--- Begin Input data ---

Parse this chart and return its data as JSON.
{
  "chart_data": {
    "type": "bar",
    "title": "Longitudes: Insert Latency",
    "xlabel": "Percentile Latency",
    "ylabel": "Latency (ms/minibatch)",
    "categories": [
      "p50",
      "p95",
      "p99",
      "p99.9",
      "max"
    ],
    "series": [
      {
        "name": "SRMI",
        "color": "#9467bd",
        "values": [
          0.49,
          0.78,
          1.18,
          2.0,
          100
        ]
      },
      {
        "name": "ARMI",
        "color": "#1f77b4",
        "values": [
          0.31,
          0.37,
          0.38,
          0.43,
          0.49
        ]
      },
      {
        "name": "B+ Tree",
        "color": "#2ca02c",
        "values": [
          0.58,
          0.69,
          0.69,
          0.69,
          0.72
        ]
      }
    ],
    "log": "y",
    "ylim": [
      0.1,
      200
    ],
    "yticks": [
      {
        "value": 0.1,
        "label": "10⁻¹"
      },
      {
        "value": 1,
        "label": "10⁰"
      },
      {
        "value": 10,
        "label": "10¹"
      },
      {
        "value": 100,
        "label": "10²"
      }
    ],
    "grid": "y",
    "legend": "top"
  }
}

--- End Input data ---

What is being asked: Write out every record shown above, word for word.

Result for this task:
Parse this chart and return its data as JSON.
{
  "chart_data": {
    "type": "bar",
    "title": "Longitudes: Insert Latency",
    "xlabel": "Percentile Latency",
    "ylabel": "Latency (ms/minibatch)",
    "categories": [
      "p50",
      "p95",
      "p99",
      "p99.9",
      "max"
    ],
    "series": [
      {
        "name": "SRMI",
        "color": "#9467bd",
        "values": [
          0.49,
          0.78,
          1.18,
          2.0,
          100
        ]
      },
      {
        "name": "ARMI",
        "color": "#1f77b4",
        "values": [
          0.31,
          0.37,
          0.38,
          0.43,
          0.49
        ]
      },
      {
        "name": "B+ Tree",
        "color": "#2ca02c",
        "values": [
          0.58,
          0.69,
          0.69,
          0.69,
          0.72
        ]
      }
    ],
    "log": "y",
    "ylim": [
      0.1,
      200
    ],
    "yticks": [
      {
        "value": 0.1,
        "label": "10⁻¹"
      },
      {
        "value": 1,
        "label": "10⁰"
      },
      {
        "value": 10,
        "label": "10¹"
      },
      {
        "value": 100,
        "label": "10²"
      }
    ],
    "grid": "y",
    "legend": "top"
  }
}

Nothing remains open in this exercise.